------ DATA SHOWN ------
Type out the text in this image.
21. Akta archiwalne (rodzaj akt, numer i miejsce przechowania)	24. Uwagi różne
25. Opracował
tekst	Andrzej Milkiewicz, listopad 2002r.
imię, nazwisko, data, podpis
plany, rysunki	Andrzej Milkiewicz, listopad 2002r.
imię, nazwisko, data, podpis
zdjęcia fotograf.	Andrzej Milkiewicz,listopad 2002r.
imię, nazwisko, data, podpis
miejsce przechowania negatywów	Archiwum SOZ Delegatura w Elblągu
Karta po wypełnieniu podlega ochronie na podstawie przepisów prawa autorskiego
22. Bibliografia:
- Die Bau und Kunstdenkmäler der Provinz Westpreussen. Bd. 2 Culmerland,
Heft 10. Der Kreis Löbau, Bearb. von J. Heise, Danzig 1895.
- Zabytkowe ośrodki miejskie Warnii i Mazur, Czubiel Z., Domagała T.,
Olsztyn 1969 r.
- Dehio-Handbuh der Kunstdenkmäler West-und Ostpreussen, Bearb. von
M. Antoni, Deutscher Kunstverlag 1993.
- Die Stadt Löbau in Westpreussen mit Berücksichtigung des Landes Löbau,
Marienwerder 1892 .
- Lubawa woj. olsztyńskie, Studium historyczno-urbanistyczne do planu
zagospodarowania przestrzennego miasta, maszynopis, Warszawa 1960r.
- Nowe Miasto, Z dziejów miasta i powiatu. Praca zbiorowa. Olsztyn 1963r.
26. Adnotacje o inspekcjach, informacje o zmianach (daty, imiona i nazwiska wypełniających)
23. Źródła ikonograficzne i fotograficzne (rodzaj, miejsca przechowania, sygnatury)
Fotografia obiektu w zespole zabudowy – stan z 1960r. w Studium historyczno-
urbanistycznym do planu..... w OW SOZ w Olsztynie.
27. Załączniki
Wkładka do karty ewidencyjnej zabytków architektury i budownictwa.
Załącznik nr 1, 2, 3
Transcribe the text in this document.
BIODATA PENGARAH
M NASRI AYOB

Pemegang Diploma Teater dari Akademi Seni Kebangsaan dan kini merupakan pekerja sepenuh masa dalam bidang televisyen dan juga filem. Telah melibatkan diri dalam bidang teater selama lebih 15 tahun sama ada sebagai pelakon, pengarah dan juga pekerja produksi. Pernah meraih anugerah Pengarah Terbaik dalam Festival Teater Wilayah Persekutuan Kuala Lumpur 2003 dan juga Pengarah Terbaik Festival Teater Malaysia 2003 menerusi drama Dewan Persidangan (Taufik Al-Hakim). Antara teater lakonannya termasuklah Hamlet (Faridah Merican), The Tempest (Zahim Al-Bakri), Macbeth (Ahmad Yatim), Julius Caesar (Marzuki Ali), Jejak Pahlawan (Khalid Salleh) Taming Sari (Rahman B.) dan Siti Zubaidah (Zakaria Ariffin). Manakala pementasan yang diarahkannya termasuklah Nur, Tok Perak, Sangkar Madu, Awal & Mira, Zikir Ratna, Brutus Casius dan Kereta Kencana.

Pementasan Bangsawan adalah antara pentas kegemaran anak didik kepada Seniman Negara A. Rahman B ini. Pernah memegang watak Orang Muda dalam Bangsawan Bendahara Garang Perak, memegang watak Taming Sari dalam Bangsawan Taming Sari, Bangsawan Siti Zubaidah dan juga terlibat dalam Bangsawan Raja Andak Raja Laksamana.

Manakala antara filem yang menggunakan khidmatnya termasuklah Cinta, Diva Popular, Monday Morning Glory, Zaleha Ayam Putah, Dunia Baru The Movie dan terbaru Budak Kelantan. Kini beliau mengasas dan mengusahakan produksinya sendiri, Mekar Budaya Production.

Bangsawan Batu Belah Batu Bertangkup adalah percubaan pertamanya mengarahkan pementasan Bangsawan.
------
--- EXERCISE DIRECTIONS ---
Copy all lines from the material that hold "miejsce".

--- EXERCISE SOLUTION ---
21. Akta archiwalne (rodzaj akt, numer i miejsce przechowania)	24. Uwagi różne
miejsce przechowania negatywów	Archiwum SOZ Delegatura w Elblągu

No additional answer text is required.